§ **EXERCISE DESCRIPTION**: What you return must be the lines of the data that hold the word "isolates".
*** INPUT DATA ***
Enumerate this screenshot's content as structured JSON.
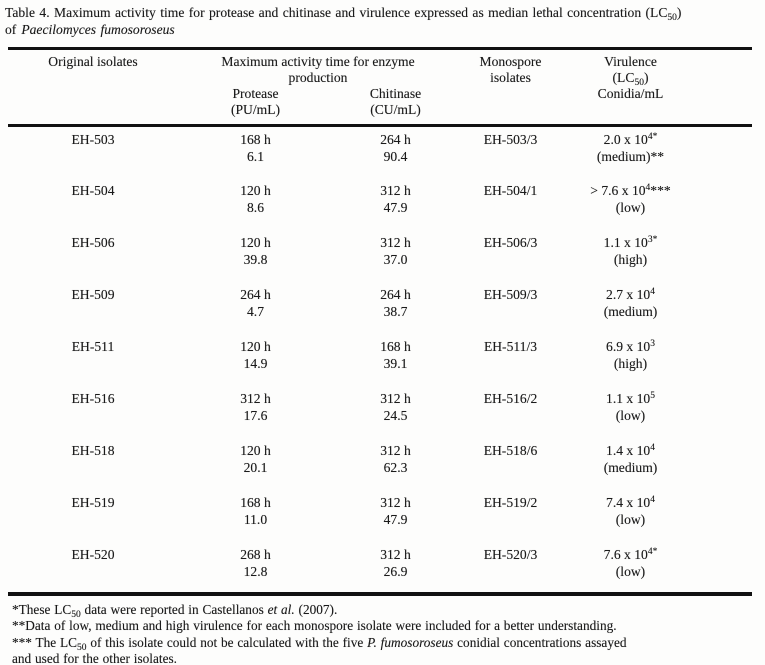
{
  "caption": {
    "line1_pre": "Table 4. Maximum activity time for protease and chitinase and virulence expressed as median lethal concentration (LC",
    "lc_sub": "50",
    "line1_post": ")",
    "line2_pre": "of",
    "species": "Paecilomyces fumosoroseus"
  },
  "header": {
    "original": "Original isolates",
    "enzyme_group": "Maximum activity time for enzyme production",
    "protease_line1": "Protease",
    "protease_line2": "(PU/mL)",
    "chitinase_line1": "Chitinase",
    "chitinase_line2": "(CU/mL)",
    "monospore_line1": "Monospore",
    "monospore_line2": "isolates",
    "virulence_line1": "Virulence",
    "virulence_lc_pre": "(LC",
    "virulence_lc_sub": "50",
    "virulence_lc_post": ")",
    "virulence_line3": "Conidia/mL"
  },
  "rows": [
    {
      "original": "EH-503",
      "protease_time": "168 h",
      "protease_value": "6.1",
      "chitinase_time": "264 h",
      "chitinase_value": "90.4",
      "monospore": "EH-503/3",
      "lc_prefix": "2.0 x 10",
      "lc_sup": "4*",
      "lc_suffix": "",
      "level": "(medium)**"
    },
    {
      "original": "EH-504",
      "protease_time": "120 h",
      "protease_value": "8.6",
      "chitinase_time": "312 h",
      "chitinase_value": "47.9",
      "monospore": "EH-504/1",
      "lc_prefix": "> 7.6 x 10",
      "lc_sup": "4",
      "lc_suffix": "***",
      "level": "(low)"
    },
    {
      "original": "EH-506",
      "protease_time": "120 h",
      "protease_value": "39.8",
      "chitinase_time": "312 h",
      "chitinase_value": "37.0",
      "monospore": "EH-506/3",
      "lc_prefix": "1.1 x 10",
      "lc_sup": "3*",
      "lc_suffix": "",
      "level": "(high)"
    },
    {
      "original": "EH-509",
      "protease_time": "264 h",
      "protease_value": "4.7",
      "chitinase_time": "264 h",
      "chitinase_value": "38.7",
      "monospore": "EH-509/3",
      "lc_prefix": "2.7 x 10",
      "lc_sup": "4",
      "lc_suffix": "",
      "level": "(medium)"
    },
    {
      "original": "EH-511",
      "protease_time": "120 h",
      "protease_value": "14.9",
      "chitinase_time": "168 h",
      "chitinase_value": "39.1",
      "monospore": "EH-511/3",
      "lc_prefix": "6.9 x 10",
      "lc_sup": "3",
      "lc_suffix": "",
      "level": "(high)"
    },
    {
      "original": "EH-516",
      "protease_time": "312 h",
      "protease_value": "17.6",
      "chitinase_time": "312 h",
      "chitinase_value": "24.5",
      "monospore": "EH-516/2",
      "lc_prefix": "1.1 x 10",
      "lc_sup": "5",
      "lc_suffix": "",
      "level": "(low)"
    },
    {
      "original": "EH-518",
      "protease_time": "120 h",
      "protease_value": "20.1",
      "chitinase_time": "312 h",
      "chitinase_value": "62.3",
      "monospore": "EH-518/6",
      "lc_prefix": "1.4 x 10",
      "lc_sup": "4",
      "lc_suffix": "",
      "level": "(medium)"
    },
    {
      "original": "EH-519",
      "protease_time": "168 h",
      "protease_value": "11.0",
      "chitinase_time": "312 h",
      "chitinase_value": "47.9",
      "monospore": "EH-519/2",
      "lc_prefix": "7.4 x 10",
      "lc_sup": "4",
      "lc_suffix": "",
      "level": "(low)"
    },
    {
      "original": "EH-520",
      "protease_time": "268 h",
      "protease_value": "12.8",
      "chitinase_time": "312 h",
      "chitinase_value": "26.9",
      "monospore": "EH-520/3",
      "lc_prefix": "7.6 x 10",
      "lc_sup": "4*",
      "lc_suffix": "",
      "level": "(low)"
    }
  ],
  "footnotes": {
    "fn1": {
      "pre": "*These LC",
      "sub": "50",
      "mid": " data were reported in Castellanos ",
      "italic": "et al.",
      "post": " (2007)."
    },
    "fn2": "**Data of low, medium and high virulence for each monospore isolate were included for a better understanding.",
    "fn3": {
      "pre": "*** The LC",
      "sub": "50",
      "mid": " of this isolate could not be calculated with the five ",
      "italic": "P. fumosoroseus",
      "post": " conidial concentrations assayed"
    },
    "fn4": "and used for the other isolates."
  }
}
***
§ **RESULT BELOW**:
    "original": "Original isolates",
    "monospore_line2": "isolates",
    "fn4": "and used for the other isolates."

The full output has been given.